---- DATASET EXTRACT
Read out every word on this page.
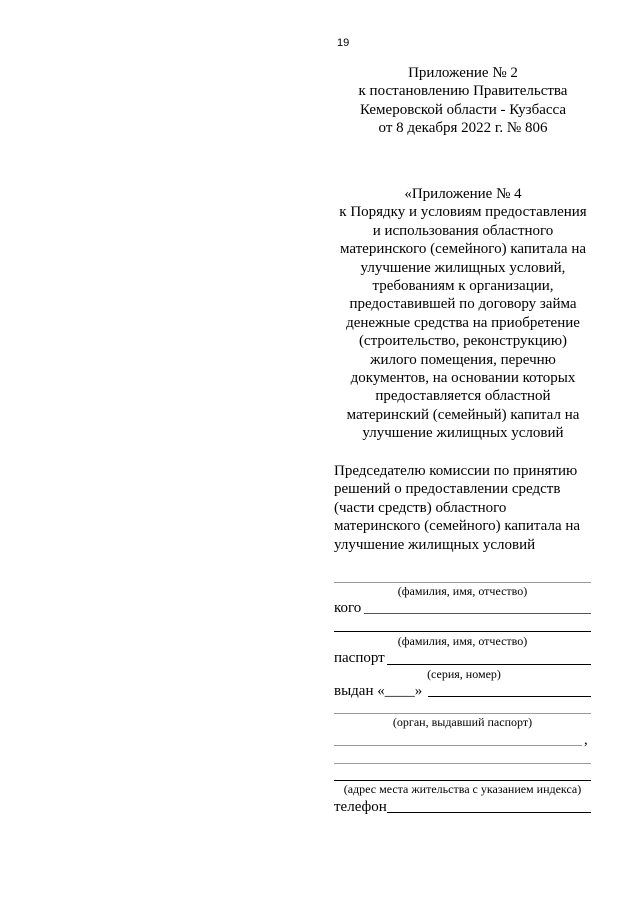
19
Приложение № 2
к постановлению Правительства
Кемеровской области - Кузбасса
от 8 декабря 2022 г. № 806
«Приложение № 4
к Порядку и условиям предоставления
и использования областного
материнского (семейного) капитала на
улучшение жилищных условий,
требованиям к организации,
предоставившей по договору займа
денежные средства на приобретение
(строительство, реконструкцию)
жилого помещения, перечню
документов, на основании которых
предоставляется областной
материнский (семейный) капитал на
улучшение жилищных условий
Председателю комиссии по принятию
решений о предоставлении средств
(части средств) областного
материнского (семейного) капитала на
улучшение жилищных условий
(фамилия, имя, отчество)
кого
(фамилия, имя, отчество)
паспорт
(серия, номер)
выдан «____»
(орган, выдавший паспорт)
,
(адрес места жительства с указанием индекса)
телефон
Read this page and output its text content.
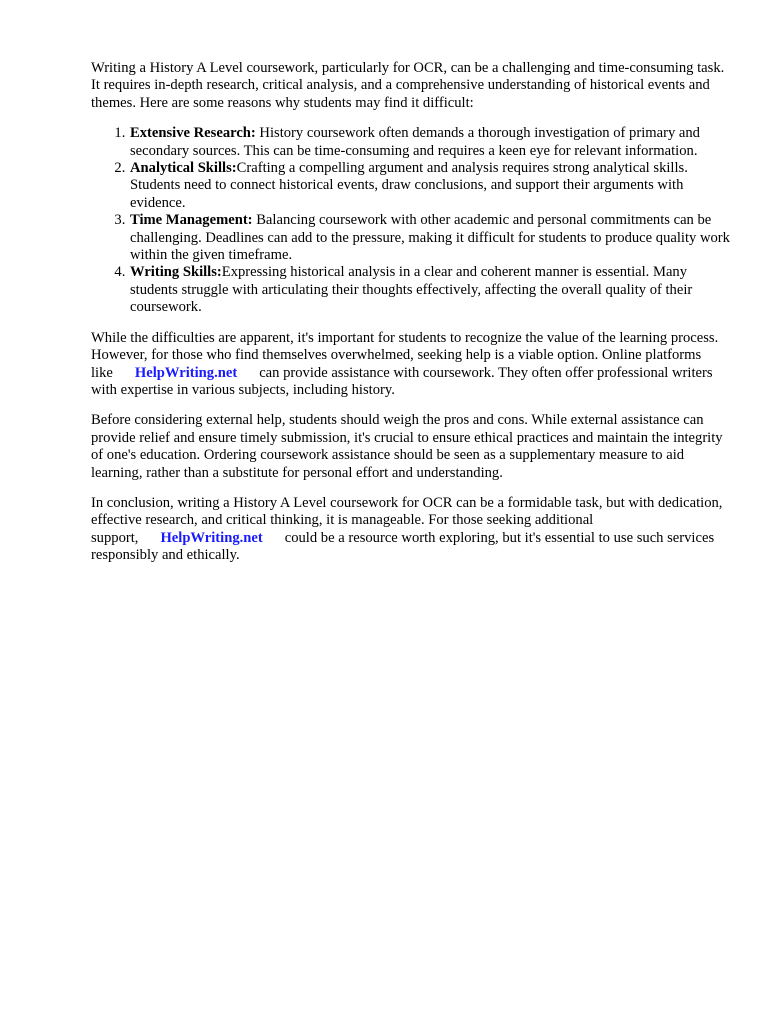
Writing a History A Level coursework, particularly for OCR, can be a challenging and time-consuming task. It requires in-depth research, critical analysis, and a comprehensive understanding of historical events and themes. Here are some reasons why students may find it difficult:

1. Extensive Research: History coursework often demands a thorough investigation of primary and secondary sources. This can be time-consuming and requires a keen eye for relevant information.
2. Analytical Skills:Crafting a compelling argument and analysis requires strong analytical skills. Students need to connect historical events, draw conclusions, and support their arguments with evidence.
3. Time Management: Balancing coursework with other academic and personal commitments can be challenging. Deadlines can add to the pressure, making it difficult for students to produce quality work within the given timeframe.
4. Writing Skills:Expressing historical analysis in a clear and coherent manner is essential. Many students struggle with articulating their thoughts effectively, affecting the overall quality of their coursework.

While the difficulties are apparent, it's important for students to recognize the value of the learning process. However, for those who find themselves overwhelmed, seeking help is a viable option. Online platforms like HelpWriting.net can provide assistance with coursework. They often offer professional writers with expertise in various subjects, including history.

Before considering external help, students should weigh the pros and cons. While external assistance can provide relief and ensure timely submission, it's crucial to ensure ethical practices and maintain the integrity of one's education. Ordering coursework assistance should be seen as a supplementary measure to aid learning, rather than a substitute for personal effort and understanding.

In conclusion, writing a History A Level coursework for OCR can be a formidable task, but with dedication, effective research, and critical thinking, it is manageable. For those seeking additional support, HelpWriting.net could be a resource worth exploring, but it's essential to use such services responsibly and ethically.
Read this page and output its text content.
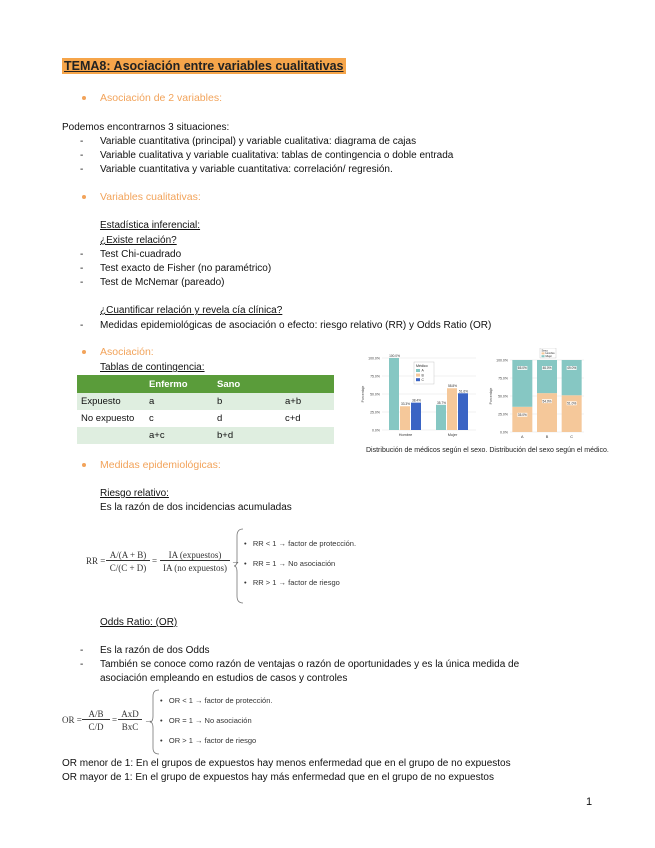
TEMA8: Asociación entre variables cualitativas
Asociación de 2 variables:
Podemos encontrarnos 3 situaciones:
- Variable cuantitativa (principal) y variable cualitativa: diagrama de cajas
- Variable cualitativa y variable cualitativa: tablas de contingencia o doble entrada
- Variable cuantitativa y variable cuantitativa: correlación/ regresión.
Variables cualitativas:
Estadística inferencial:
¿Existe relación?
- Test Chi-cuadrado
- Test exacto de Fisher (no paramétrico)
- Test de McNemar (pareado)
¿Cuantificar relación y revela cía clínica?
- Medidas epidemiológicas de asociación o efecto: riesgo relativo (RR) y Odds Ratio (OR)
Asociación:
Tablas de contingencia:
	Enfermo	Sano	
Expuesto	a	b	a+b
No expuesto	c	d	c+d
	a+c	b+d		0.0%
25.0%
50.0%
75.0%
100.0%
Porcentaje
100.0%
33.3%
38.4%
Hombre
35.7%
58.8%
51.6%
Mujer
Médico
A
B
C
0.0%
25.0%
50.0%
75.0%
100.0%
Porcentaje
65.0%
35.0%
A
46.0%
54.0%
B
49.0%
51.0%
C
Sexo
Hombre
Mujer
Distribución de médicos según el sexo. Distribución del sexo según el médico.
Medidas epidemiológicas:
Riesgo relativo:
Es la razón de dos incidencias acumuladas
RR =
A/(A + B)
C/(C + D)
=
IA (expuestos)
IA (no expuestos)
→
•   RR < 1 → factor de protección.
•   RR = 1 → No asociación
•   RR > 1 → factor de riesgo
Odds Ratio: (OR)
- Es la razón de dos Odds
- También se conoce como razón de ventajas o razón de oportunidades y es la única medida de
asociación empleando en estudios de casos y controles
OR =
A/B
C/D
=
AxD
BxC
→
•   OR < 1 → factor de protección.
•   OR = 1 → No asociación
•   OR > 1 → factor de riesgo
OR menor de 1: En el grupos de expuestos hay menos enfermedad que en el grupo de no expuestos
OR mayor de 1: En el grupo de expuestos hay más enfermedad que en el grupo de no expuestos
1
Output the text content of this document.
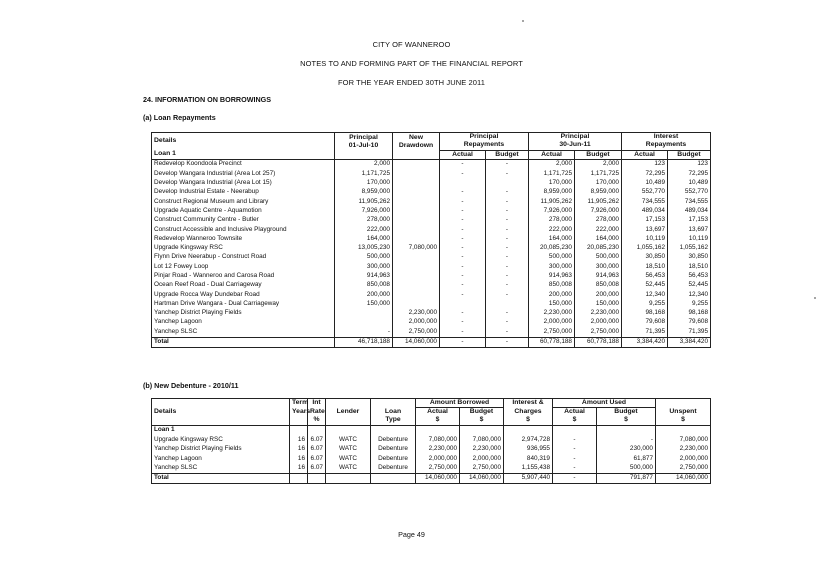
CITY OF WANNEROO
NOTES TO AND FORMING PART OF THE FINANCIAL REPORT
FOR THE YEAR ENDED 30TH JUNE 2011
24. INFORMATION ON BORROWINGS
(a) Loan Repayments
Details	Principal	New	Principal		Principal		Interest	
	01-Jul-10	Drawdown	Repayments		30-Jun-11		Repayments	
Loan 1			Actual	Budget	Actual	Budget	Actual	Budget
Redevelop Koondoola Precinct	2,000		-	-	2,000	2,000	123	123
Develop Wangara Industrial (Area Lot 257)	1,171,725		-	-	1,171,725	1,171,725	72,295	72,295
Develop Wangara Industrial (Area Lot 15)	170,000				170,000	170,000	10,489	10,489
Develop Industrial Estate - Neerabup	8,959,000		-	-	8,959,000	8,959,000	552,770	552,770
Construct Regional Museum and Library	11,905,262		-	-	11,905,262	11,905,262	734,555	734,555
Upgrade Aquatic Centre - Aquamotion	7,926,000		-	-	7,926,000	7,926,000	489,034	489,034
Construct Community Centre - Butler	278,000		-	-	278,000	278,000	17,153	17,153
Construct Accessible and Inclusive Playground	222,000		-	-	222,000	222,000	13,697	13,697
Redevelop Wanneroo Townsite	164,000		-	-	164,000	164,000	10,119	10,119
Upgrade Kingsway RSC	13,005,230	7,080,000	-	-	20,085,230	20,085,230	1,055,162	1,055,162
Flynn Drive Neerabup - Construct Road	500,000		-	-	500,000	500,000	30,850	30,850
Lot 12 Fowey Loop	300,000		-	-	300,000	300,000	18,510	18,510
Pinjar Road - Wanneroo and Carosa Road	914,963		-	-	914,963	914,963	56,453	56,453
Ocean Reef Road - Dual Carriageway	850,008		-	-	850,008	850,008	52,445	52,445
Upgrade Rocca Way Dundebar Road	200,000		-	-	200,000	200,000	12,340	12,340
Hartman Drive Wangara - Dual Carriageway	150,000				150,000	150,000	9,255	9,255
Yanchep District Playing Fields		2,230,000	-	-	2,230,000	2,230,000	98,168	98,168
Yanchep Lagoon		2,000,000	-	-	2,000,000	2,000,000	79,608	79,608
Yanchep SLSC	-	2,750,000	-	-	2,750,000	2,750,000	71,395	71,395
Total	46,718,188	14,060,000	-	-	60,778,188	60,778,188	3,384,420	3,384,420
(b) New Debenture - 2010/11
Details	Term	Int	Lender		Amount Borrowed		Interest &	Amount Used		
	Years	Rate		Loan	Actual	Budget	Charges	Actual	Budget	Unspent
		%		Type	$	$	$	$	$	$
Loan 1										
Upgrade Kingsway RSC	16	6.07	WATC	Debenture	7,080,000	7,080,000	2,974,728	-	-	7,080,000
Yanchep District Playing Fields	16	6.07	WATC	Debenture	2,230,000	2,230,000	936,955	-	230,000	2,230,000
Yanchep Lagoon	16	6.07	WATC	Debenture	2,000,000	2,000,000	840,319	-	61,877	2,000,000
Yanchep SLSC	16	6.07	WATC	Debenture	2,750,000	2,750,000	1,155,438	-	500,000	2,750,000
Total					14,060,000	14,060,000	5,907,440	-	791,877	14,060,000
Page 49
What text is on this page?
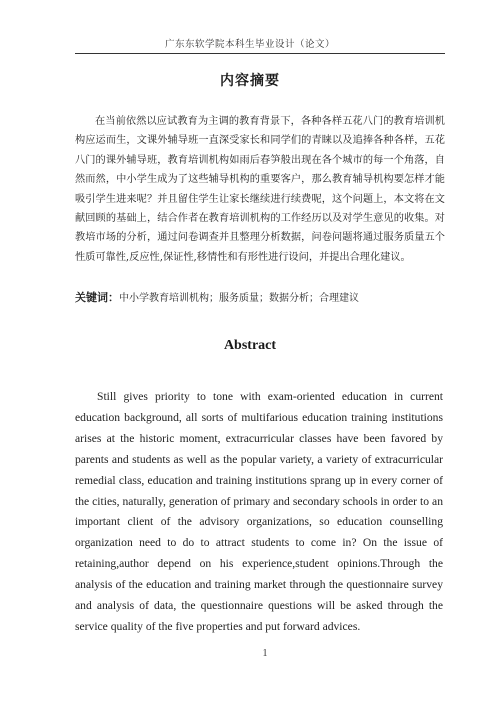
广东东软学院本科生毕业设计（论文）
内容摘要

在当前依然以应试教育为主调的教育背景下，各种各样五花八门的教育培训机构应运而生，文课外辅导班一直深受家长和同学们的青睐以及追捧各种各样，五花八门的课外辅导班，教育培训机构如雨后春笋般出现在各个城市的每一个角落，自然而然，中小学生成为了这些辅导机构的重要客户，那么教育辅导机构要怎样才能吸引学生进来呢？并且留住学生让家长继续进行续费呢，这个问题上，本文将在文献回顾的基础上，结合作者在教育培训机构的工作经历以及对学生意见的收集。对教培市场的分析，通过问卷调查并且整理分析数据，问卷问题将通过服务质量五个性质可靠性,反应性,保证性,移情性和有形性进行设问，并提出合理化建议。

关键词：中小学教育培训机构；服务质量；数据分析；合理建议
Abstract

Still gives priority to tone with exam-oriented education in current education background, all sorts of multifarious education training institutions arises at the historic moment, extracurricular classes have been favored by parents and students as well as the popular variety, a variety of extracurricular remedial class, education and training institutions sprang up in every corner of the cities, naturally, generation of primary and secondary schools in order to an important client of the advisory organizations, so education counselling organization need to do to attract students to come in? On the issue of retaining,author depend on his experience,student opinions.Through the analysis of the education and training market through the questionnaire survey and analysis of data, the questionnaire questions will be asked through the service quality of the five properties and put forward advices.

1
--------
EXERCISE REQUIREMENTS » Where a line above includes "secondary", copy that line.

COMPLETE OUTPUT »
1. Extensive Research: History coursework often demands a thorough investigation of primary and secondary sources. This can be time-consuming and requires a keen eye for relevant information.
Still gives priority to tone with exam-oriented education in current education background, all sorts of multifarious education training institutions arises at the historic moment, extracurricular classes have been favored by parents and students as well as the popular variety, a variety of extracurricular remedial class, education and training institutions sprang up in every corner of the cities, naturally, generation of primary and secondary schools in order to an important client of the advisory organizations, so education counselling organization need to do to attract students to come in? On the issue of retaining,author depend on his experience,student opinions.Through the analysis of the education and training market through the questionnaire survey and analysis of data, the questionnaire questions will be asked through the service quality of the five properties and put forward advices.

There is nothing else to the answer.